*** Quoted passage Section Begins ***

If HHS delays ICD-10 long enough, could the U.S. adopt ICD-11 instead?
Anthelio’s Whittington agreed, adding that “pushing the deadline back one year means that we can’t complete all aspects of healthcare reform. Information the government needs to collect to provide effective research on what works and what doesn’t is tied to the more specific information gathered by the ICD-10 codes. Folks who haven’t read ICD-10 don’t understand the benefits of the more detailed coding.”
Not everyone buys that the U.S. even needs ICD-10 codes, though. The argument against: Cost in education, systems remediation, time and training won’t yield better data for analysis and outcomes because resource-crunched U.S. providers will take a band-aid approach, employing crosswalks, GEMs, step-up/step-down approaches rather than moving to ICD-10 exclusively. And the unfunded mandate promises little in the way of ROI to those who implement the new code sets.
Getting to a pure ICD-10 environment could take years. And while proponents maintain that the U.S. needs to catch up to other developed countries that adopted ICD-10 years ago, therein hides ICD-10’s great flaw: Other countries adopted it decades ago – it’s old and showing its age.
[Related: The imminent industry association Civil War over ICD-10.]
Furthermore, much of the rest of the world doesn’t even use ICD-10 for reimbursement in the inpatient and acute-care setting, as No World Borders’ Arrigo explains. As a one-payment system Canada, for instance, only uses ICD-10 codes for hospital services, so their total number of codes is smaller than the U.S., adds Deb Grider, senior manager of revenue cycle at consultancy Blue and Co (pictured at right).
“We have multi-payment systems,” Grider says. “We code for professional services, we code for radiology services, all different kinds of healthcare services that providers deliver.”
An even starker reality is that while ICD-9 was essentially completed in the early 1970’s it was created in accordance with theories of health and technology from the 1960’s and, likewise, the WHO finished ICD-10 in 1990 so it represents mid-1980’s thinking.
“We’re moving up 20 years, which is an improvement, but we’re still not in 21st Century thinking as far as an underpinning of ICD-10,” says Chris Chute, MD, DrPH, who spearheads the Mayo Clinic’s bioinformatics division and chairs the WHO’s ICD-11 Revision Steering Group.

*** Quoted passage Section Ends ***
*** Data shown Section Begins ***

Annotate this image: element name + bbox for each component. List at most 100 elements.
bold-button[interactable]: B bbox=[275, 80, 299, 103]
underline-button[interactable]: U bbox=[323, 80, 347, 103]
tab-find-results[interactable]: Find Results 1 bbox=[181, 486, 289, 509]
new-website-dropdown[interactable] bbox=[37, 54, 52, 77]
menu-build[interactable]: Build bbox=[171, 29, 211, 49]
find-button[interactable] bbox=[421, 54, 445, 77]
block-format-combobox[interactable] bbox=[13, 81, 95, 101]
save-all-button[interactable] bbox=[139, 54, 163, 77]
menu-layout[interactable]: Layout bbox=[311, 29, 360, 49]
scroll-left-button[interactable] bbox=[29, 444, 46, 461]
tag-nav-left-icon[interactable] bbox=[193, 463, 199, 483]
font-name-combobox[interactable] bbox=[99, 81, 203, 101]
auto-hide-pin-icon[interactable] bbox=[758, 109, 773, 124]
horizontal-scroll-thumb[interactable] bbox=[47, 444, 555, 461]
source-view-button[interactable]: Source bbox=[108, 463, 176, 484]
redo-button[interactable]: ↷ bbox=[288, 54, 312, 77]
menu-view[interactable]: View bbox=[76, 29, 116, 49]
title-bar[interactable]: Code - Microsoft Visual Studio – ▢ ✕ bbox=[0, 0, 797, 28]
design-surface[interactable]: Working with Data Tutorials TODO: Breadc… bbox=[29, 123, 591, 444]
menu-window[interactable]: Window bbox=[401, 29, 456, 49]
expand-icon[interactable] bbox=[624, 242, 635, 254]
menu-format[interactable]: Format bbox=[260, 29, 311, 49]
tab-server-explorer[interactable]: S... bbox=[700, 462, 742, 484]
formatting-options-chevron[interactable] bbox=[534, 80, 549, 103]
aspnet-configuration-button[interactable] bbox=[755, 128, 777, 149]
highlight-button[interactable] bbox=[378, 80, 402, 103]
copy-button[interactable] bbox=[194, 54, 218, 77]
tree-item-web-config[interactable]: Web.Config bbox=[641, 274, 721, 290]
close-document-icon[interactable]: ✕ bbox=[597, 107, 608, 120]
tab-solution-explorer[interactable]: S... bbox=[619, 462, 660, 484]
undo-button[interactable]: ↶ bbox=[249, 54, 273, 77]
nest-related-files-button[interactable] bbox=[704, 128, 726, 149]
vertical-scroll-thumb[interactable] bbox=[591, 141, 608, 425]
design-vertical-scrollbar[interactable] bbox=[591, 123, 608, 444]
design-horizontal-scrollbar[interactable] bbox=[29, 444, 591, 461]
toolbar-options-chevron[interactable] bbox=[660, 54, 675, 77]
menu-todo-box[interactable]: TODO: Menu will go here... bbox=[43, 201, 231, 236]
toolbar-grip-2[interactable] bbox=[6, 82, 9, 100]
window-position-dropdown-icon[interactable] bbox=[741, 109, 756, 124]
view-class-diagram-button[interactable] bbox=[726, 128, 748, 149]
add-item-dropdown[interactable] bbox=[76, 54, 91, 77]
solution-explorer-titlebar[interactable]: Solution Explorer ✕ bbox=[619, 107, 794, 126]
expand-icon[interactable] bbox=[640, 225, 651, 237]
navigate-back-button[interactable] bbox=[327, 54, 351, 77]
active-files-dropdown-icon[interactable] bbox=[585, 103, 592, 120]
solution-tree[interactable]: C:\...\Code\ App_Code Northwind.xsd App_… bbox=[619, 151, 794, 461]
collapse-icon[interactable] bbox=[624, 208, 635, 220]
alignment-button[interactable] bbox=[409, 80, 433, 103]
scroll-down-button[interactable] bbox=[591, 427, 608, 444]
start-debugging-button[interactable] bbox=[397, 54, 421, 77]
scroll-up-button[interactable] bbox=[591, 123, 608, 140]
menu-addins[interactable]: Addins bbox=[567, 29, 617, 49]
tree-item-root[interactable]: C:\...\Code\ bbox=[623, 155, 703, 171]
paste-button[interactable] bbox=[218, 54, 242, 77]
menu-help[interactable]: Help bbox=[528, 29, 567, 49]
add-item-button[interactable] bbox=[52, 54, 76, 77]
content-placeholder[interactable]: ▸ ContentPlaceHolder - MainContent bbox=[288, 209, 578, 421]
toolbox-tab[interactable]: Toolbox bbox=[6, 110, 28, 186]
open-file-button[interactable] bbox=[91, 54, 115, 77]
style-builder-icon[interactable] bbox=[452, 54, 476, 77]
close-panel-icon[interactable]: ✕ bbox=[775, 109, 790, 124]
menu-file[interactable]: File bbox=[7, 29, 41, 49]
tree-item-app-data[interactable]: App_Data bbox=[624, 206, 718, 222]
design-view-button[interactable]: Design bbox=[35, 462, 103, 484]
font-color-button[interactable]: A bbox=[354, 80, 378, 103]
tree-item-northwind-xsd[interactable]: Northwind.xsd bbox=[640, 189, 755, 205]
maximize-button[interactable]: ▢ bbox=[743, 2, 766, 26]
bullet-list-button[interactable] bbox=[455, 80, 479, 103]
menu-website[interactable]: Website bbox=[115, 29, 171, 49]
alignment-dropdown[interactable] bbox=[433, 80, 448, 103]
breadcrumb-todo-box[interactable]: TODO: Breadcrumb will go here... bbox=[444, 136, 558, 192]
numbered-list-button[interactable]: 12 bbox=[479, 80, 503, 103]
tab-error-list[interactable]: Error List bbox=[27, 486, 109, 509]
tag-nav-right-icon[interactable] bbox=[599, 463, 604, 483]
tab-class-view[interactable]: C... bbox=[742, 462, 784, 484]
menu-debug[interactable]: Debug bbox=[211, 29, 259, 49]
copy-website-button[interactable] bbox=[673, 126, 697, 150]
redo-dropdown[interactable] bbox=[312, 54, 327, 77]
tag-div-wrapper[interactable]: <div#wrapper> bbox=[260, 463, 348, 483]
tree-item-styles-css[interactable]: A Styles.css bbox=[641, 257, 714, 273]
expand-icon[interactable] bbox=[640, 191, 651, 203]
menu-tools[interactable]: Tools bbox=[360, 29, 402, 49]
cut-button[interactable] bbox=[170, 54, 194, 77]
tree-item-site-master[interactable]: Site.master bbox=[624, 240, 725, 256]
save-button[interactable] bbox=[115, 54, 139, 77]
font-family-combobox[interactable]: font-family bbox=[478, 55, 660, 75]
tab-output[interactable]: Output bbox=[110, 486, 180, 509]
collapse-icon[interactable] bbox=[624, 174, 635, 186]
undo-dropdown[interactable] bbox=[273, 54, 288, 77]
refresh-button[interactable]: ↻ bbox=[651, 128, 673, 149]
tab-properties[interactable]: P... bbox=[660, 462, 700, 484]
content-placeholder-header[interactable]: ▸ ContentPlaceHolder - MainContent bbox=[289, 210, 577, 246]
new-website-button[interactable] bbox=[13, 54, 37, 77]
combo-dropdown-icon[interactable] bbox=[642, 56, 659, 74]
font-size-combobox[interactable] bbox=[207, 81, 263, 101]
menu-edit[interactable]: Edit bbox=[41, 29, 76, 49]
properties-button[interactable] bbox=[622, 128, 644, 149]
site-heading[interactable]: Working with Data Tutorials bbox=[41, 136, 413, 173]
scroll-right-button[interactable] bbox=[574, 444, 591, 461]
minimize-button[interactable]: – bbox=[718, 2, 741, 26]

*** Data shown Section Ends ***

- _Activity A_:
List every person the ICD-10 article names, with the organization it ties each one to.
- _Activity B_:
Resume the ICD-10 article after its last paragraph.

- _Response box A_:
Whittington (Anthelio); Arrigo (No World Borders); Deb Grider (Blue and Co); Chris Chute, MD, DrPH (the Mayo Clinic and the WHO's ICD-11 Revision Steering Group)

- _Response box B_:
What’s more, Chute participated in what he considers “a fairly objective comparison of the functionality of ICD-10 versus ICD-9. And we’re not getting a lot for our money. I don’t know how to say it more directly than that,” he explains. “The functional improvements in terms of representing patient data in a comparable and consistent way is not dramatically increased in ICD-10; in fact it’s almost negligibly increased.”
[Ed's note: The study to which Dr. Chute refers was since published in Health Affairs.]
That, despite the fact that the original cost estimates for converting to ICD-10 were off by an order of magnitude, Chute adds, and not in a manner favorable to those physicians, providers, and payers upon who’s back the burden of ICD-10 strains like many mythological enduring Atlas’s.
ICD-11: What is it?
If a bullet-proof technical reason that the U.S. could not simply leapfrog ICD-10 and adopt ICD-11 in it’s stead actually exists, then more than two years of asking just about everyone has yet to uncover it.
Political reasons are bountiful and powerful, to be certain. Spanning the gamut from potential lawsuits by providers who have spent millions already on the conversion being that it is, after all, a law to those who argue that charting a new course now would be more costly, more chaotic than seeing ICD-10 through – even though there is an existing argument that the conversion will be for naught. Add to that list that enormous undertaking of clinically modifying ICD-10 for the U.S.